▸ **Problem to solve**
Take every line from the listing below that includes "donner" and copy it.

━━━

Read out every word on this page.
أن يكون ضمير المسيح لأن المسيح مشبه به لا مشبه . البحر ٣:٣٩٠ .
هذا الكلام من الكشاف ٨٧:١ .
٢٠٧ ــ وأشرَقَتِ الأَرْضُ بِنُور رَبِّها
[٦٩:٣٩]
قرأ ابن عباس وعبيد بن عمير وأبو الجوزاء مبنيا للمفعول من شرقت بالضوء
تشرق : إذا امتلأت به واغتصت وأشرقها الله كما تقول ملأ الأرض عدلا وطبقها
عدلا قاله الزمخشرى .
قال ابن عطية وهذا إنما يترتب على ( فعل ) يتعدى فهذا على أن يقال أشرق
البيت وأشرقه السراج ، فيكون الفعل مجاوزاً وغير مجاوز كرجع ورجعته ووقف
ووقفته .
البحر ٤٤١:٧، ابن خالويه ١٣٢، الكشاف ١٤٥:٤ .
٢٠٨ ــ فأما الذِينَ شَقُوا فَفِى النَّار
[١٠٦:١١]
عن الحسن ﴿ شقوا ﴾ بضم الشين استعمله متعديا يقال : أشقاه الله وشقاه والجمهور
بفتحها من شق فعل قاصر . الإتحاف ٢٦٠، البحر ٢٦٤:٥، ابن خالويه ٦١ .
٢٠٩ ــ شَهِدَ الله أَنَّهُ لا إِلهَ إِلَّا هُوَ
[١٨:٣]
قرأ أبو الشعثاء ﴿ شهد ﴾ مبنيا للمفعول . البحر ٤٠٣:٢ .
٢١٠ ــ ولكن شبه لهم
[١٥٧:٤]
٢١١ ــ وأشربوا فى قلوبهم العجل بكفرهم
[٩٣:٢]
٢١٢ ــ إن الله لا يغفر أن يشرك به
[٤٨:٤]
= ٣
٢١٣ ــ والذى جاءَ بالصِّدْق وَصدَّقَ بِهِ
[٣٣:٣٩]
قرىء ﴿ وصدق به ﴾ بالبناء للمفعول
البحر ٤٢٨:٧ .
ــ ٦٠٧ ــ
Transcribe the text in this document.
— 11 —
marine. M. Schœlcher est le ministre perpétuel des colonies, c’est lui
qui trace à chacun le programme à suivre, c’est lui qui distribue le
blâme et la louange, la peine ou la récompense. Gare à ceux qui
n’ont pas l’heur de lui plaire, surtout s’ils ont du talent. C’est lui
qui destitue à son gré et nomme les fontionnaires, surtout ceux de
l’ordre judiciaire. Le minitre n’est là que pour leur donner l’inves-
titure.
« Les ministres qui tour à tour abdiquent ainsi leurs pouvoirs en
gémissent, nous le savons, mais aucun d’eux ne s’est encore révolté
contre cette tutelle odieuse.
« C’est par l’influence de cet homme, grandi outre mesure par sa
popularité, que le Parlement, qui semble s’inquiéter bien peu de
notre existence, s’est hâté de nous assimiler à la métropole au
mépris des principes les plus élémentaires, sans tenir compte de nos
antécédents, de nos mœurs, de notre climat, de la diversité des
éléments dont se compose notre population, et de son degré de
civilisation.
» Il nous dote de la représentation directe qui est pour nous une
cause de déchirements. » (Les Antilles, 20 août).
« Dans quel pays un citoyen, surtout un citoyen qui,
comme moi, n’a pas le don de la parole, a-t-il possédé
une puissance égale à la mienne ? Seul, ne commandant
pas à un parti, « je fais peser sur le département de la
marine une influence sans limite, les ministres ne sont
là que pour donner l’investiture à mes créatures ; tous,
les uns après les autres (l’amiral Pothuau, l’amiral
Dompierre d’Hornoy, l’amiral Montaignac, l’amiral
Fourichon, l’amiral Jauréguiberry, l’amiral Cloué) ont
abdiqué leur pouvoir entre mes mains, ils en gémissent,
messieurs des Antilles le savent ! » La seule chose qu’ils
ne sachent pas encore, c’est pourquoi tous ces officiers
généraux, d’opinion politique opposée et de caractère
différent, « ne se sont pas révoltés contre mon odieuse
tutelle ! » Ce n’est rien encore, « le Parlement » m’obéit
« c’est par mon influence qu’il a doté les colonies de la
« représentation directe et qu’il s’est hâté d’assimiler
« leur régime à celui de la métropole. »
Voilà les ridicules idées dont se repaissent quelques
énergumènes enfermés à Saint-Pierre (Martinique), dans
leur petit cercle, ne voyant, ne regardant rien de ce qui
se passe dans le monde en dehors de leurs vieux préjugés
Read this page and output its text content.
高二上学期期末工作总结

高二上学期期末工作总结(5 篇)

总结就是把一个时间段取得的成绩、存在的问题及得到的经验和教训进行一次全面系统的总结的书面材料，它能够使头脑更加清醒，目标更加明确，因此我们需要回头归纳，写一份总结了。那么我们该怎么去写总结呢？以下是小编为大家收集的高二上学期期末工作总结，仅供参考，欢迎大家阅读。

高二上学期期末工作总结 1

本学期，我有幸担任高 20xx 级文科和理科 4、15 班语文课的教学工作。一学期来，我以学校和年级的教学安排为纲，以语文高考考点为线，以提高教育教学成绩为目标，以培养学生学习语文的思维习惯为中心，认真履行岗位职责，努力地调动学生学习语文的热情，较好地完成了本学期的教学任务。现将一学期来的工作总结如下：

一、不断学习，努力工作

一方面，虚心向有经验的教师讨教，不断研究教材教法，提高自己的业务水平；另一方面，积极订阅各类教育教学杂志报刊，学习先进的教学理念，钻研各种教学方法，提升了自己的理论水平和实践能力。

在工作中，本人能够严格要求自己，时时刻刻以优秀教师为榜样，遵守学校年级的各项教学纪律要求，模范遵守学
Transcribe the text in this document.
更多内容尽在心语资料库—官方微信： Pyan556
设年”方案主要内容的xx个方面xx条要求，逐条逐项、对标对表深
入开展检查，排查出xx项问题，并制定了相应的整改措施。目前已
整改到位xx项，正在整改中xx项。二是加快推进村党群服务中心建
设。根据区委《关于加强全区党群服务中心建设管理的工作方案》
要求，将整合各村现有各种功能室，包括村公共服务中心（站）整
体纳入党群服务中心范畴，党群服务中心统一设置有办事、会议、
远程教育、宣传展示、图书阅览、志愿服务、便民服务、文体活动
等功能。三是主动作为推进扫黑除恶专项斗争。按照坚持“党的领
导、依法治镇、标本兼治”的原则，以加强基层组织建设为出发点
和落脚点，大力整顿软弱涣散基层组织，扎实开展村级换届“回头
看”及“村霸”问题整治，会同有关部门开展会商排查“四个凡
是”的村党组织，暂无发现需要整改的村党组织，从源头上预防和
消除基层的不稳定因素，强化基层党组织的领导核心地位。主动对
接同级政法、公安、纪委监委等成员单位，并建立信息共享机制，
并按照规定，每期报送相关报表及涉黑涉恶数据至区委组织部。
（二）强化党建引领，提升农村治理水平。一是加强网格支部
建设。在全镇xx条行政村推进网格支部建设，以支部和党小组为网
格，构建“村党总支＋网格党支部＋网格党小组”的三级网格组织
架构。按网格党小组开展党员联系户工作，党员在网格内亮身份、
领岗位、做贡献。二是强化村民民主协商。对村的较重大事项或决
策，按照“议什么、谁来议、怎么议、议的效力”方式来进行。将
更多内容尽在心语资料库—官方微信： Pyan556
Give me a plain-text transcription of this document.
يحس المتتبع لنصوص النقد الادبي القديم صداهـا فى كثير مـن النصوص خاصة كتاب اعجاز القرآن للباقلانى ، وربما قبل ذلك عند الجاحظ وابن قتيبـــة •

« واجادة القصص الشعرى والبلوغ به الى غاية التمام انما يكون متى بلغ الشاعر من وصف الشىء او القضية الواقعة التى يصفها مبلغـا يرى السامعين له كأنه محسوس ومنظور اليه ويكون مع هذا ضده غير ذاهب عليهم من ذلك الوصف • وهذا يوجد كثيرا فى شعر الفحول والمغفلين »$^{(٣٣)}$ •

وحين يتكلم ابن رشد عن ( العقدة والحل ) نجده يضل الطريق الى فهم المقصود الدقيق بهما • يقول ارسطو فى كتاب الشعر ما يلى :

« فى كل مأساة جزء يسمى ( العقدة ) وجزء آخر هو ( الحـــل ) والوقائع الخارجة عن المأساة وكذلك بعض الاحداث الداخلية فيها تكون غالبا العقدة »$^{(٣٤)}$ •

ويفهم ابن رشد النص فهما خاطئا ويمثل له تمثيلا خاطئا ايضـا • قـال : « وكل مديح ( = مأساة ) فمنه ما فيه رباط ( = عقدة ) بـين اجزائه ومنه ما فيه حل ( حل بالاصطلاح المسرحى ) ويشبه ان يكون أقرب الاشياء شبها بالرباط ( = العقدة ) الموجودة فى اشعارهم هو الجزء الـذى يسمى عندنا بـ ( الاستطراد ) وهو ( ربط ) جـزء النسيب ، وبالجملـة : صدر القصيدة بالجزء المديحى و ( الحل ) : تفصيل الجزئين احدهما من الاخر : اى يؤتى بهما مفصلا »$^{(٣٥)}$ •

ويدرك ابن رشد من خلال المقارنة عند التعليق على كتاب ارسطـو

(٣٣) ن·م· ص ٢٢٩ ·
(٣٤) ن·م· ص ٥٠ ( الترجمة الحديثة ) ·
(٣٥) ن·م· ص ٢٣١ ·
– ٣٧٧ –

━━━

▸ **Solution for this problem**
l’ordre judiciaire. Le minitre n’est là que pour leur donner l’inves-
là que pour donner l’investiture à mes créatures ; tous,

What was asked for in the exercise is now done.